# ESTRATTO SCELTO
****************
Tutto il fascino dei “Folk Songs”

Al Festival Aperto di Reggio Emilia una bella esecuzione dei Folk Songs di Luciano Berio, proposti con altri brani di Fabio Nieder e Ivan Fedele

"Folk Songs", Icarus Ensemble (Festival Aperto, Reggio Emilia)
"Folk Songs", Icarus Ensemble (Festival Aperto, Reggio Emilia)
Recensione
classica
Reggio Emilia, Teatro Cavallerizza – Festival Aperto
Folksongs
01 Ottobre 2023

A ogni ascolto Folk Songs conferma la coinvolgente capacità di Luciano Berio di reinterpretare differenti tradizioni popolari con gusto sapiente e raffinato, un carattere che è emerso anche in occasione dell’esecuzione di questa ormai classica raccolta, offerta in questo caso dall’Icarus ensemble diretto da Marco Angius nell’ambito del Festival Aperto di Reggio Emilia. Un appuntamento pensato in ricordo di due protagonisti della musica del Novecento come lo stesso Berio e Cathy Berberian, rispettivamente a venti e quarant’anni dalla scomparsa.

Una lettura che ha saputo mettere pienamente a fuoco sia il fascino cangiante e multiforme del tessuto strumentale che riveste di volta in volta gli undici brani di questa collezione, sia quel segno vocale che si riverbera nelle svariate declinazioni espressive che caratterizzano questo lavoro. Un dato, quest’ultimo, che la voce di Ljuba Bergamelli ha restituito con solida duttilità tecnica animata da un’efficace impronta interpretativa, al tempo stesso misurata e pregnante nel valorizzare tutte le differenti connotazioni custodite dei diversi brani.
****************
# Dati di partenza

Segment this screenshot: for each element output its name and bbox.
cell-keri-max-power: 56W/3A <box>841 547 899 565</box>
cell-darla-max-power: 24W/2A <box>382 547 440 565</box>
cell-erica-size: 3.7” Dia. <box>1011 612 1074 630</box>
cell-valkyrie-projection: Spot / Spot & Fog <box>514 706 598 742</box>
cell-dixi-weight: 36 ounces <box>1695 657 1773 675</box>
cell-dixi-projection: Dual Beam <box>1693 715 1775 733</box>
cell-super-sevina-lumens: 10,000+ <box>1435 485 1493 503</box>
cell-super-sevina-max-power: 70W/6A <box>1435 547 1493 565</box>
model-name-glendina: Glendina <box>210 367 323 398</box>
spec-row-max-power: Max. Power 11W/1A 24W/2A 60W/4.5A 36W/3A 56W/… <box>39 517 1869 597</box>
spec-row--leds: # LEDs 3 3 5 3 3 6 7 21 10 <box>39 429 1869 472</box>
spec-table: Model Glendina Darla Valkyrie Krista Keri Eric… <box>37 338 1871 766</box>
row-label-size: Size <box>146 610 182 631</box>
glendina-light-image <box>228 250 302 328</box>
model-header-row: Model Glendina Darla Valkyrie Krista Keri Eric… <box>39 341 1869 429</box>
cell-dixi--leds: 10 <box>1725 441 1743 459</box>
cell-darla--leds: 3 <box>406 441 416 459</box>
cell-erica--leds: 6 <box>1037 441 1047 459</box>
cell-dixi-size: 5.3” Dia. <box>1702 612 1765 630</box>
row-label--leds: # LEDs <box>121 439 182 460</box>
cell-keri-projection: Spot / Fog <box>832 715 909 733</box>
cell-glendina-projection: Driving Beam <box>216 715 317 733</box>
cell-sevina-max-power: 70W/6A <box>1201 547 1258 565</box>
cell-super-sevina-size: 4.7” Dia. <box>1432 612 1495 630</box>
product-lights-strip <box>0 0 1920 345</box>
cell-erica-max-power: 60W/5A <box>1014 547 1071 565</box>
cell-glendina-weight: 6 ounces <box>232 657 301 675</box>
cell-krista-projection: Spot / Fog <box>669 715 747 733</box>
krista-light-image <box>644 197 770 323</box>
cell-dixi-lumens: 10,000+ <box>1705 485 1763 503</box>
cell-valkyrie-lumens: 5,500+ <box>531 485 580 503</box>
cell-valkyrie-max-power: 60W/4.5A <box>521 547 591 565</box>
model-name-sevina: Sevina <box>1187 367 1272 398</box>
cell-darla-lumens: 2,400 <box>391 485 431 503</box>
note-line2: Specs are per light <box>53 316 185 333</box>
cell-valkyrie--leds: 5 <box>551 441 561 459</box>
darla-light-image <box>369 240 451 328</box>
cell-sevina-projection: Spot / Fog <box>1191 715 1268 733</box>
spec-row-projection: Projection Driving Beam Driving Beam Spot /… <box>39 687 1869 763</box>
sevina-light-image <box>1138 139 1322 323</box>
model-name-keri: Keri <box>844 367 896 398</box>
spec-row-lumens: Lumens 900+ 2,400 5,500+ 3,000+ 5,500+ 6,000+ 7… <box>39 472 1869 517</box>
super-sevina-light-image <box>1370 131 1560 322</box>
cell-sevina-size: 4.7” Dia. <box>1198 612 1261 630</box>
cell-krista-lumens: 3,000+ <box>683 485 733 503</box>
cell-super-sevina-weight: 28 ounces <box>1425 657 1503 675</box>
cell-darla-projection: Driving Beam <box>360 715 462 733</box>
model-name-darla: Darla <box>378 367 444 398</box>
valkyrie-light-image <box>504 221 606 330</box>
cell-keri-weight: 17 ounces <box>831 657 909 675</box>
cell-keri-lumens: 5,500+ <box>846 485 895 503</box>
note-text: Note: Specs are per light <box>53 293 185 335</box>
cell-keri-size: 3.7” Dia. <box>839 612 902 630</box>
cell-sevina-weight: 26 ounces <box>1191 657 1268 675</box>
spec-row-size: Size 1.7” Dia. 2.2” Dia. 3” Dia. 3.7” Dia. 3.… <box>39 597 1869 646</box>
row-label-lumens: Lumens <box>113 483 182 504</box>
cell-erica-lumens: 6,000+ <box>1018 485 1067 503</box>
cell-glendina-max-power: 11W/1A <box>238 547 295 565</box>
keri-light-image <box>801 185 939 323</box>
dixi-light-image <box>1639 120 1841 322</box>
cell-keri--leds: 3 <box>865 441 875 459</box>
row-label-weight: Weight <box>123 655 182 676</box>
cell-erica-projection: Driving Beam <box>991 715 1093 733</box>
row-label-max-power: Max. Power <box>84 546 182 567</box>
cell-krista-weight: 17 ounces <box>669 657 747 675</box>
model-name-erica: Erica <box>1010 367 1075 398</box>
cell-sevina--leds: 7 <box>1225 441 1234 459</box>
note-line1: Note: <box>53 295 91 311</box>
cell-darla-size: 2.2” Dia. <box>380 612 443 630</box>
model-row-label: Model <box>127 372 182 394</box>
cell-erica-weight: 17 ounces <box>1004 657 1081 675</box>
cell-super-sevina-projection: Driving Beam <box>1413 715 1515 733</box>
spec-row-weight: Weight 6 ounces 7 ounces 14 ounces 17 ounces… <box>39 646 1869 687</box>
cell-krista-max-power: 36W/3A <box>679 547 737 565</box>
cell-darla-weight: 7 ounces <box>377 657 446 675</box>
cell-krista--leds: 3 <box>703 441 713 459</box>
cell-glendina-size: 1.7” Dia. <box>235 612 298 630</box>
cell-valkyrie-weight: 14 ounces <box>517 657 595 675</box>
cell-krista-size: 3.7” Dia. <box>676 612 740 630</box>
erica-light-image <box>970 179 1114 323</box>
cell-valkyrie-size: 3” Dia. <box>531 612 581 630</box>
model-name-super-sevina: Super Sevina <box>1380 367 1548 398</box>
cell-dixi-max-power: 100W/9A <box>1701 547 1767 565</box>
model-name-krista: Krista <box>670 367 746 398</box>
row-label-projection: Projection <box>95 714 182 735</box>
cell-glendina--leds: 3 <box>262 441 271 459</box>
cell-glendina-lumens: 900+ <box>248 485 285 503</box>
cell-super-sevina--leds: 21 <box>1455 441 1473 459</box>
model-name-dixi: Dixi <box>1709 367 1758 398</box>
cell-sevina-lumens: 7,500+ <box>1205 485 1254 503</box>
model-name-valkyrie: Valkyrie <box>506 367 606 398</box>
****************
# COSA SI CHIEDE
A – Rispondi in base alla recensione:
(i) Chi dirigeva l'Icarus ensemble?
(ii) Quanti brani compongono la raccolta Folk Songs?
(iii) Di chi era la voce nell'esecuzione?
B – Cita dalla recensione la parte che si apre con le parole contenenti "Una lettura che" e si chiude con "dei diversi brani.".
C – Quali persone vengono nominate nella recensione? Elencale tutte.

# RISPOSTE IN ORDINE
A –
(i) Marco Angius
(ii) Undici
(iii) Ljuba Bergamelli

B –
Una lettura che ha saputo mettere pienamente a fuoco sia il fascino cangiante e multiforme del tessuto strumentale che riveste di volta in volta gli undici brani di questa collezione, sia quel segno vocale che si riverbera nelle svariate declinazioni espressive che caratterizzano questo lavoro. Un dato, quest’ultimo, che la voce di Ljuba Bergamelli ha restituito con solida duttilità tecnica animata da un’efficace impronta interpretativa, al tempo stesso misurata e pregnante nel valorizzare tutte le differenti connotazioni custodite dei diversi brani.

C –
Luciano Berio
Fabio Nieder
Ivan Fedele
Marco Angius
Cathy Berberian
Ljuba Bergamelli